■ Exercise directions
Pick out every line with the word "text" and copy it.

■ Exercise input
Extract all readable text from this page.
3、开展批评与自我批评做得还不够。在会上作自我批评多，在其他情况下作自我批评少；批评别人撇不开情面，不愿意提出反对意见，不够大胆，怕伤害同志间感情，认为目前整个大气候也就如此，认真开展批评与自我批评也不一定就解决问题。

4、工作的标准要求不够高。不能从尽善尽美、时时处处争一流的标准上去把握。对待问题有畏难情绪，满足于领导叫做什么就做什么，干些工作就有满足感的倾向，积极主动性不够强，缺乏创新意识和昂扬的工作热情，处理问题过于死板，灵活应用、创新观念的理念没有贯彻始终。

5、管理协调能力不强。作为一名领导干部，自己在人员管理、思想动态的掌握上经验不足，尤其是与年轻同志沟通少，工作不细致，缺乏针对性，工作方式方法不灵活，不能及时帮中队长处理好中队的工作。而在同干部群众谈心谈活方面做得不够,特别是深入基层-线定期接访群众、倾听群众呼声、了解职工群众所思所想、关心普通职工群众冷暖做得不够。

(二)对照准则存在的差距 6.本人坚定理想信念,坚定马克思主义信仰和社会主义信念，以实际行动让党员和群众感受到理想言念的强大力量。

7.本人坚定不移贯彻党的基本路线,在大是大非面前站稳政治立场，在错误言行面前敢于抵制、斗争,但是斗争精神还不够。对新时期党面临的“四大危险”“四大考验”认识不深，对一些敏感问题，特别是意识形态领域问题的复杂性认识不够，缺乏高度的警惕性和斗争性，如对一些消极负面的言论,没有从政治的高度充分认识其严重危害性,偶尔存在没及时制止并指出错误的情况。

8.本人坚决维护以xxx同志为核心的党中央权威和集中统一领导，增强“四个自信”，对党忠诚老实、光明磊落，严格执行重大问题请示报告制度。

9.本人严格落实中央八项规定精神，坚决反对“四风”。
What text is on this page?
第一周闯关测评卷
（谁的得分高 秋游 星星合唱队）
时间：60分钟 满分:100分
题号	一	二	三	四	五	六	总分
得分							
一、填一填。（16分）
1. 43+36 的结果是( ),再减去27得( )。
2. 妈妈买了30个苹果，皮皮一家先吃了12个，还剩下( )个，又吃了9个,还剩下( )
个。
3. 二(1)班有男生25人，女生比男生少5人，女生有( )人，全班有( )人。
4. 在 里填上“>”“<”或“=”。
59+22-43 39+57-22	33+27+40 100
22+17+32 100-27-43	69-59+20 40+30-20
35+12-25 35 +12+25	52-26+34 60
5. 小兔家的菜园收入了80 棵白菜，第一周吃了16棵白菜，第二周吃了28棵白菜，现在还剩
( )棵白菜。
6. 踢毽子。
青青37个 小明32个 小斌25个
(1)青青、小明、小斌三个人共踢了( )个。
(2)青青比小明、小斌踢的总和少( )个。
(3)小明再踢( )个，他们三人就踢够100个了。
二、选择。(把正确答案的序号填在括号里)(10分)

■ Output of the exercise
Extract all readable text from this page.
What text is on this page?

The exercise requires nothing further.